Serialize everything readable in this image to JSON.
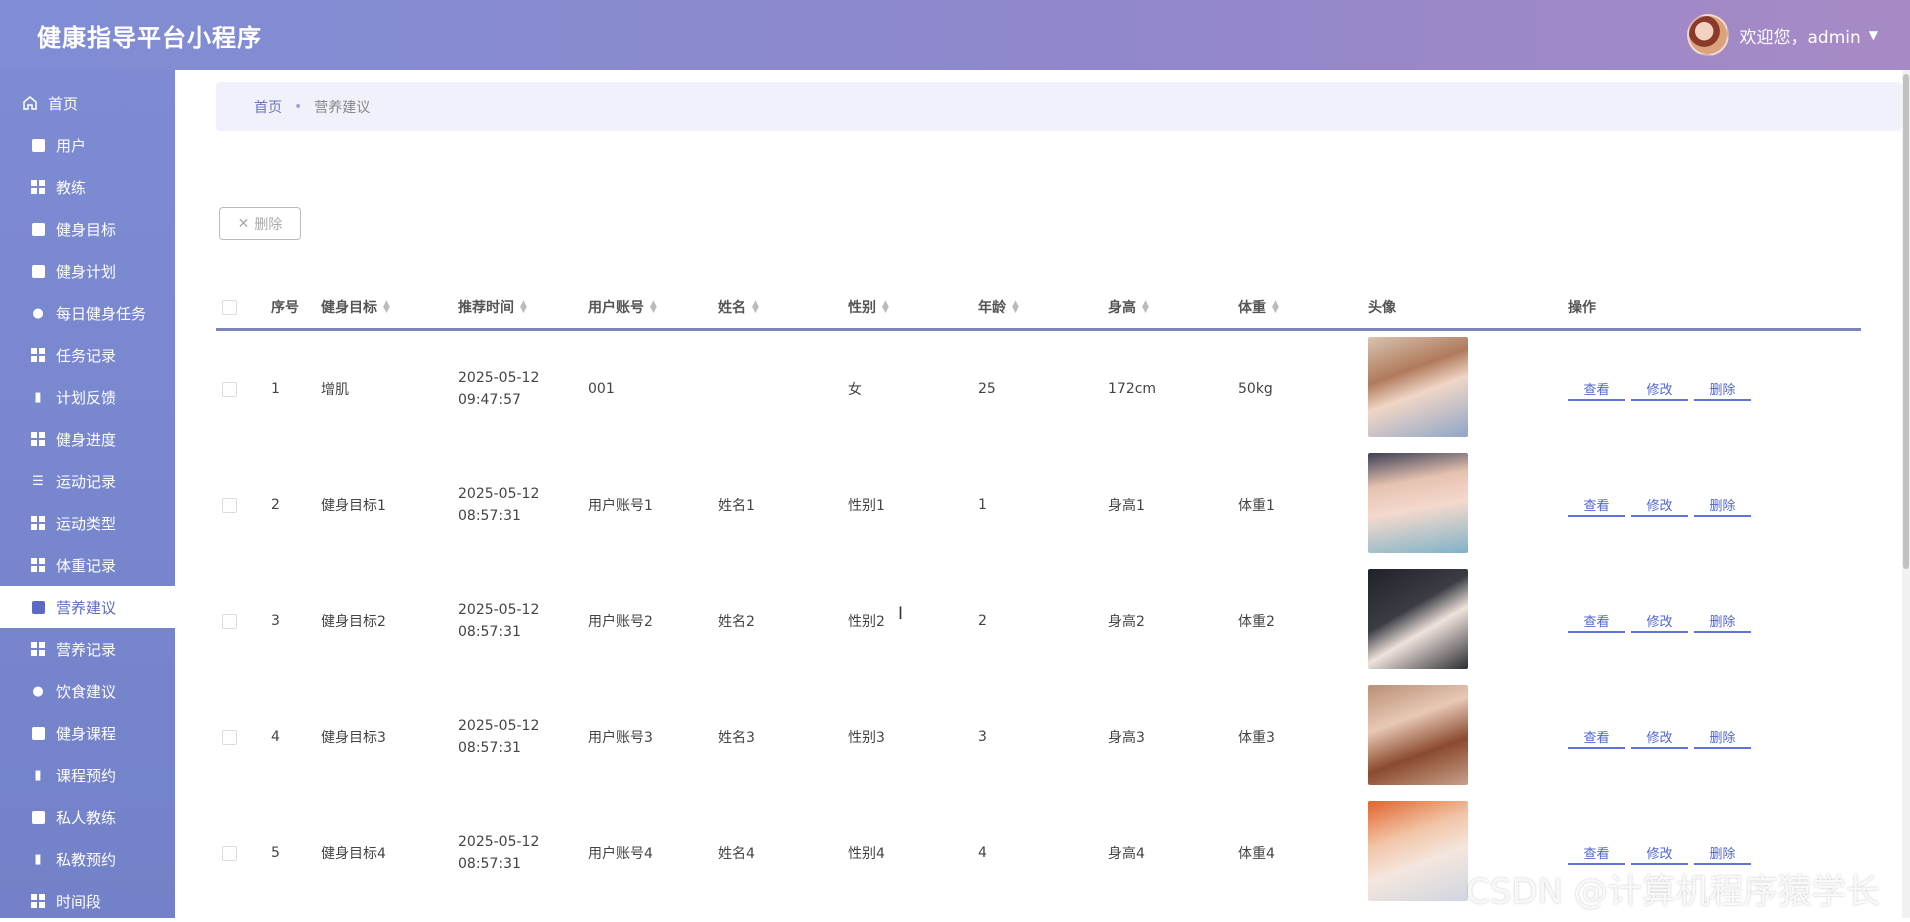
{
  "app": {
    "title": "健康指导平台小程序"
  },
  "user": {
    "greeting": "欢迎您，admin"
  },
  "sidebar": {
    "items": [
      {
        "label": "首页",
        "icon": "home-icon"
      },
      {
        "label": "用户",
        "icon": "clipboard-icon"
      },
      {
        "label": "教练",
        "icon": "grid-icon"
      },
      {
        "label": "健身目标",
        "icon": "briefcase-icon"
      },
      {
        "label": "健身计划",
        "icon": "chat-icon"
      },
      {
        "label": "每日健身任务",
        "icon": "bulb-icon"
      },
      {
        "label": "任务记录",
        "icon": "grid-icon"
      },
      {
        "label": "计划反馈",
        "icon": "brush-icon"
      },
      {
        "label": "健身进度",
        "icon": "table-icon"
      },
      {
        "label": "运动记录",
        "icon": "list-icon"
      },
      {
        "label": "运动类型",
        "icon": "grid-icon"
      },
      {
        "label": "体重记录",
        "icon": "grid-icon"
      },
      {
        "label": "营养建议",
        "icon": "monitor-icon"
      },
      {
        "label": "营养记录",
        "icon": "grid-icon"
      },
      {
        "label": "饮食建议",
        "icon": "person-icon"
      },
      {
        "label": "健身课程",
        "icon": "checklist-icon"
      },
      {
        "label": "课程预约",
        "icon": "barchart-icon"
      },
      {
        "label": "私人教练",
        "icon": "money-icon"
      },
      {
        "label": "私教预约",
        "icon": "book-icon"
      },
      {
        "label": "时间段",
        "icon": "grid-icon"
      }
    ],
    "active_label": "营养建议"
  },
  "breadcrumb": {
    "home": "首页",
    "separator": "•",
    "current": "营养建议"
  },
  "toolbar": {
    "delete_label": "删除"
  },
  "table": {
    "headers": {
      "index": "序号",
      "goal": "健身目标",
      "time": "推荐时间",
      "account": "用户账号",
      "name": "姓名",
      "gender": "性别",
      "age": "年龄",
      "height": "身高",
      "weight": "体重",
      "avatar": "头像",
      "actions": "操作"
    },
    "action_labels": {
      "view": "查看",
      "edit": "修改",
      "delete": "删除"
    },
    "rows": [
      {
        "index": "1",
        "goal": "增肌",
        "time": "2025-05-12 09:47:57",
        "account": "001",
        "name": "",
        "gender": "女",
        "age": "25",
        "height": "172cm",
        "weight": "50kg"
      },
      {
        "index": "2",
        "goal": "健身目标1",
        "time": "2025-05-12 08:57:31",
        "account": "用户账号1",
        "name": "姓名1",
        "gender": "性别1",
        "age": "1",
        "height": "身高1",
        "weight": "体重1"
      },
      {
        "index": "3",
        "goal": "健身目标2",
        "time": "2025-05-12 08:57:31",
        "account": "用户账号2",
        "name": "姓名2",
        "gender": "性别2",
        "age": "2",
        "height": "身高2",
        "weight": "体重2"
      },
      {
        "index": "4",
        "goal": "健身目标3",
        "time": "2025-05-12 08:57:31",
        "account": "用户账号3",
        "name": "姓名3",
        "gender": "性别3",
        "age": "3",
        "height": "身高3",
        "weight": "体重3"
      },
      {
        "index": "5",
        "goal": "健身目标4",
        "time": "2025-05-12 08:57:31",
        "account": "用户账号4",
        "name": "姓名4",
        "gender": "性别4",
        "age": "4",
        "height": "身高4",
        "weight": "体重4"
      }
    ]
  },
  "watermark": "CSDN @计算机程序猿学长"
}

§ **Short task**
Look through the entries above; copy every line holding the string "gender".

§ **Answer to this task**
      "gender": "性别",
        "gender": "女",
        "gender": "性别1",
        "gender": "性别2",
        "gender": "性别3",
        "gender": "性别4",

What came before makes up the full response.